*Work to complete*
Which lines contain the string "فواید"? Please list every one of them.

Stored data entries

<<<<

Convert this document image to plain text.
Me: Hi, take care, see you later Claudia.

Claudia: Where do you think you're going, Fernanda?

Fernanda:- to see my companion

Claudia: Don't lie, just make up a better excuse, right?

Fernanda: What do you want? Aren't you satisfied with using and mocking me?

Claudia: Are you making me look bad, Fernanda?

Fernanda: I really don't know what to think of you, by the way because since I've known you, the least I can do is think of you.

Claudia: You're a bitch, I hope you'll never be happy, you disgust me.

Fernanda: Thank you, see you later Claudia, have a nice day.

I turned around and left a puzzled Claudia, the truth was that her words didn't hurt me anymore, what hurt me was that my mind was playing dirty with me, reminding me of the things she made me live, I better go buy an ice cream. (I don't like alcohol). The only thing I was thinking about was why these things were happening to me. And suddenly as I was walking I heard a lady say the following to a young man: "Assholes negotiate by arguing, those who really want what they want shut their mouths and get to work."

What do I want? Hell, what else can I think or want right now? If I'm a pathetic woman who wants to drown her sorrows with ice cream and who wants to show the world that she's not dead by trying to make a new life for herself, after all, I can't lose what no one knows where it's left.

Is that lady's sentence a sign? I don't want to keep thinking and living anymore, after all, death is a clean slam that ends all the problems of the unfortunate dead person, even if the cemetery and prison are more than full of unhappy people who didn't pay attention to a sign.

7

>>>>
<<<<

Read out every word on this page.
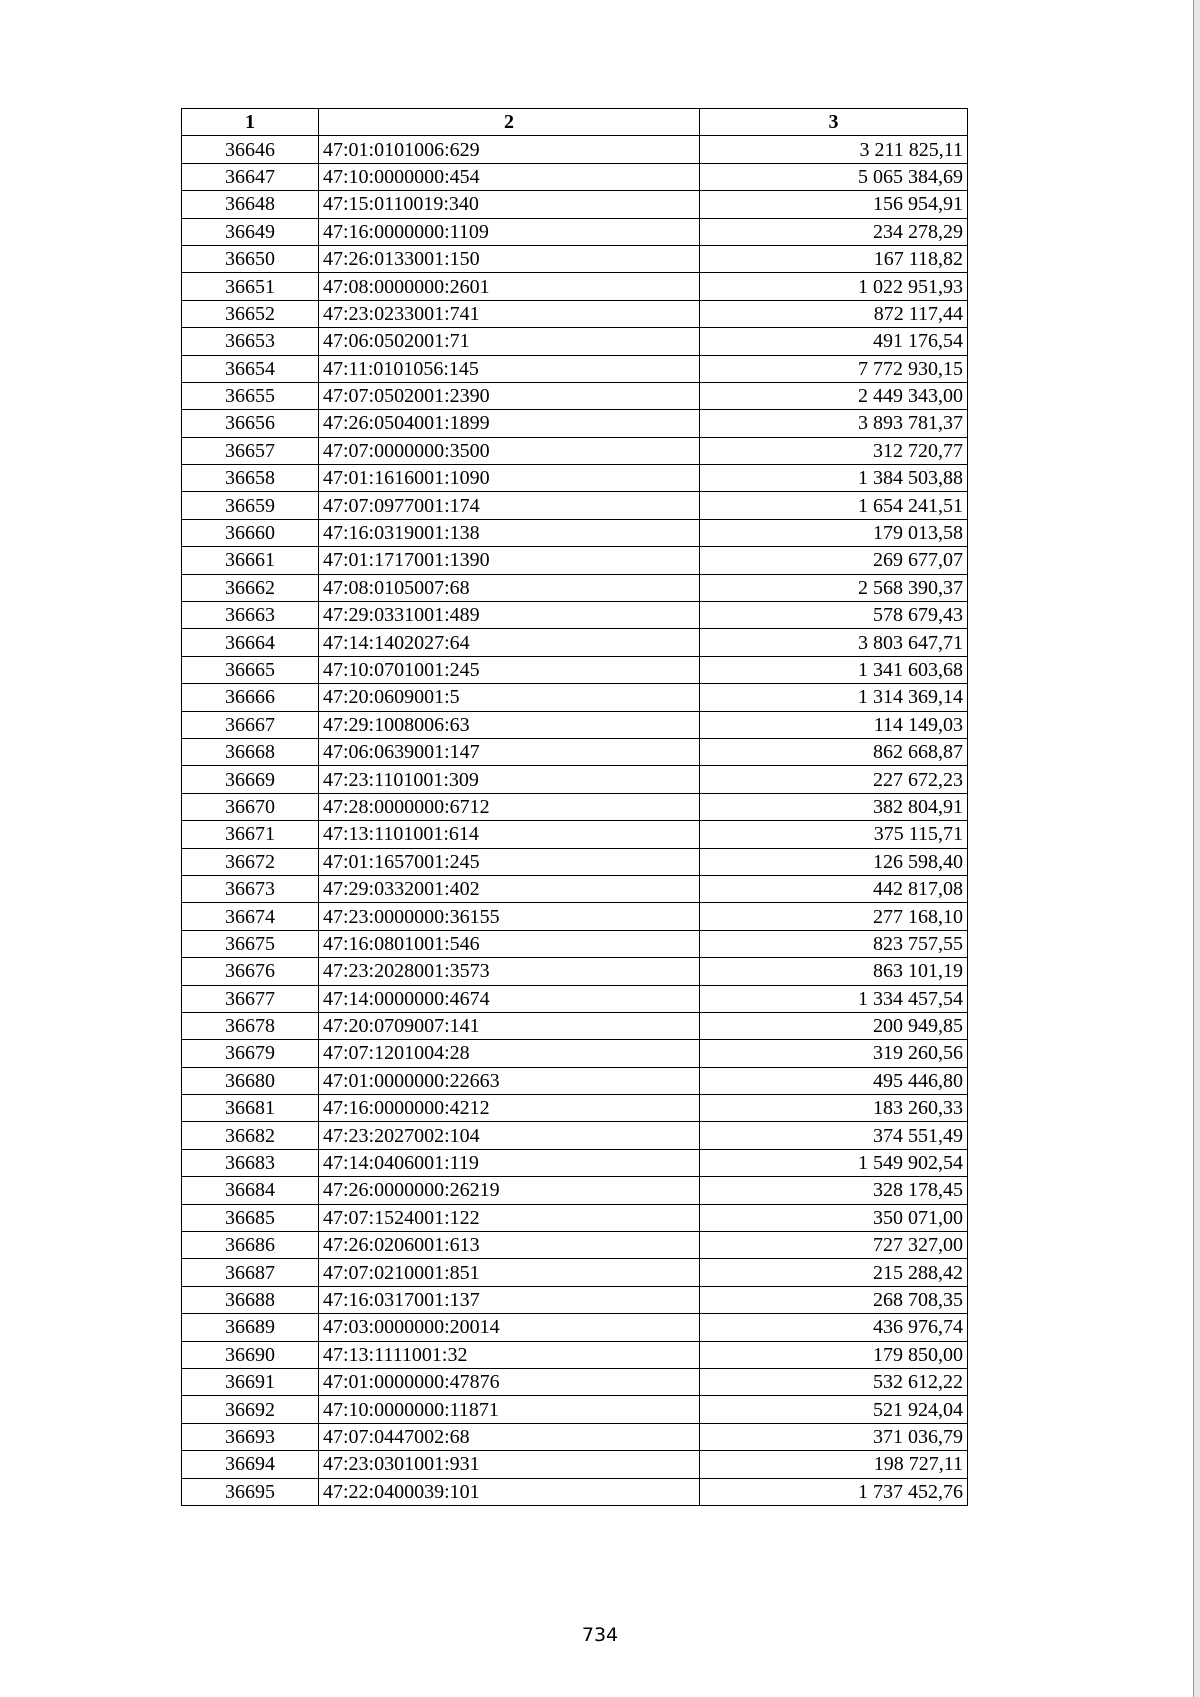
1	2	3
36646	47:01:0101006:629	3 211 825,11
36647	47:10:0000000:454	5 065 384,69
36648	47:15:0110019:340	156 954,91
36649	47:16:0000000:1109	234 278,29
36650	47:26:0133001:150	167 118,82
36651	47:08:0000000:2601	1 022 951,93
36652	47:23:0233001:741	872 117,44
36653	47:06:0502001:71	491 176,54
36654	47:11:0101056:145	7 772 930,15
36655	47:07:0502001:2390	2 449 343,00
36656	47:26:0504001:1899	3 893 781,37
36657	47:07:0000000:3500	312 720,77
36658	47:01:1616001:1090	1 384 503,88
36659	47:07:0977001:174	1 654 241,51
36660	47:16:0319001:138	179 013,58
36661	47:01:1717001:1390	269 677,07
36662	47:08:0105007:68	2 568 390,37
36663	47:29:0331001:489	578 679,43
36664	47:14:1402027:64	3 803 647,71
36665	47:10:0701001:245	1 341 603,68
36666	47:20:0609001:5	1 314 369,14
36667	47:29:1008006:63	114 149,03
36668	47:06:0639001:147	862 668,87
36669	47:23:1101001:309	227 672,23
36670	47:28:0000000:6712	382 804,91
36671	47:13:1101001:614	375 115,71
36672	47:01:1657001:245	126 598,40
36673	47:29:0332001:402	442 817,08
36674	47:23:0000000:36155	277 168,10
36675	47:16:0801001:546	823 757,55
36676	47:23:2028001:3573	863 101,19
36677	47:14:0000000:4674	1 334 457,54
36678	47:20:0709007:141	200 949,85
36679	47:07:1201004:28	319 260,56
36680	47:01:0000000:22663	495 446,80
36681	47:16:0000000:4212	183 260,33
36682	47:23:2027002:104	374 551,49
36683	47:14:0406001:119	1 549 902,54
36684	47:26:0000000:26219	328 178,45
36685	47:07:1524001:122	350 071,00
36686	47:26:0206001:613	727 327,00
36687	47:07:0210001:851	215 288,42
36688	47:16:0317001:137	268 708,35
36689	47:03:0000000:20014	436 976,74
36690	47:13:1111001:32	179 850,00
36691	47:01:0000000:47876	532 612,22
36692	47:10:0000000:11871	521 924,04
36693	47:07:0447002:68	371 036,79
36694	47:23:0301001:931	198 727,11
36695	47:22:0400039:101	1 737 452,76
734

>>>>
<<<<

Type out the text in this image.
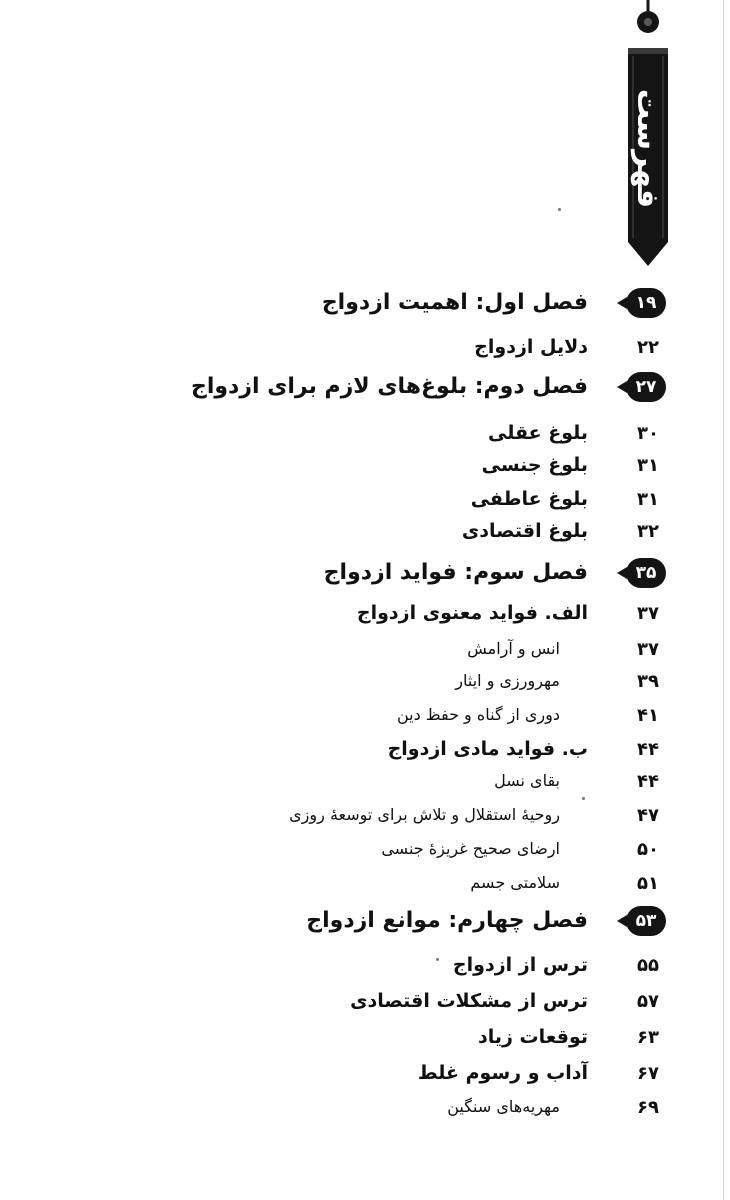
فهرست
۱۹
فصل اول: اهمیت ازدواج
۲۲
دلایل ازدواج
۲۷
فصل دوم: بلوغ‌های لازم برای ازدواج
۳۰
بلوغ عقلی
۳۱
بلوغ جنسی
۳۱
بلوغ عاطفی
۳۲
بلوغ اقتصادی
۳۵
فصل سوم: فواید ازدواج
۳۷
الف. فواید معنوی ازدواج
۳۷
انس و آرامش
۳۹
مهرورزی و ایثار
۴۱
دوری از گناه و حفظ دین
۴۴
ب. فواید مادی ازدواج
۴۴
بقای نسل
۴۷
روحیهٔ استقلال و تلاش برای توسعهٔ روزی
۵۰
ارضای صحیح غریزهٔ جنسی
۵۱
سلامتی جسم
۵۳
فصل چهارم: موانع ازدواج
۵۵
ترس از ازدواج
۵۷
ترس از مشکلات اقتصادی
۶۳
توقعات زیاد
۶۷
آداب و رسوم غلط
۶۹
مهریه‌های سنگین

>>>>

*Task output*
فصل سوم: فواید ازدواج
الف. فواید معنوی ازدواج
ب. فواید مادی ازدواج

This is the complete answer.